- SET PROBLEM
Reproduce the data exactly.

==========

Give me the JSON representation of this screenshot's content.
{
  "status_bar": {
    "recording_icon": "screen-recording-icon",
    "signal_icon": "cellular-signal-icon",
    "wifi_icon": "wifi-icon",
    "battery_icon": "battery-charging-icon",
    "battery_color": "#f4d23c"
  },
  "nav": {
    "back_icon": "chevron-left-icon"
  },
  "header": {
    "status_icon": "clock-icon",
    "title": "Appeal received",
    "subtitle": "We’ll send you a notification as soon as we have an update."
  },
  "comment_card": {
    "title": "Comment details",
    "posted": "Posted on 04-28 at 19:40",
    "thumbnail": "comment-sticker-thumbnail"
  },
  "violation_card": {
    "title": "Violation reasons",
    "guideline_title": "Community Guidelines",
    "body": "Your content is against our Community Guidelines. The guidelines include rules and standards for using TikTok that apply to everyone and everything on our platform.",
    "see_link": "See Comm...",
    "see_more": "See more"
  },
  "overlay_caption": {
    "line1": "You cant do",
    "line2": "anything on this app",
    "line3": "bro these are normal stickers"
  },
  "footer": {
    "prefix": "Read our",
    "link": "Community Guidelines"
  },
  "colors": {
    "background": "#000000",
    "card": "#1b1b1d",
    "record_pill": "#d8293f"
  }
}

==========

- SOLUTION TO THIS TASK
Give me the JSON representation of this screenshot's content.
{
  "status_bar": {
    "recording_icon": "screen-recording-icon",
    "signal_icon": "cellular-signal-icon",
    "wifi_icon": "wifi-icon",
    "battery_icon": "battery-charging-icon",
    "battery_color": "#f4d23c"
  },
  "nav": {
    "back_icon": "chevron-left-icon"
  },
  "header": {
    "status_icon": "clock-icon",
    "title": "Appeal received",
    "subtitle": "We’ll send you a notification as soon as we have an update."
  },
  "comment_card": {
    "title": "Comment details",
    "posted": "Posted on 04-28 at 19:40",
    "thumbnail": "comment-sticker-thumbnail"
  },
  "violation_card": {
    "title": "Violation reasons",
    "guideline_title": "Community Guidelines",
    "body": "Your content is against our Community Guidelines. The guidelines include rules and standards for using TikTok that apply to everyone and everything on our platform.",
    "see_link": "See Comm...",
    "see_more": "See more"
  },
  "overlay_caption": {
    "line1": "You cant do",
    "line2": "anything on this app",
    "line3": "bro these are normal stickers"
  },
  "footer": {
    "prefix": "Read our",
    "link": "Community Guidelines"
  },
  "colors": {
    "background": "#000000",
    "card": "#1b1b1d",
    "record_pill": "#d8293f"
  }
}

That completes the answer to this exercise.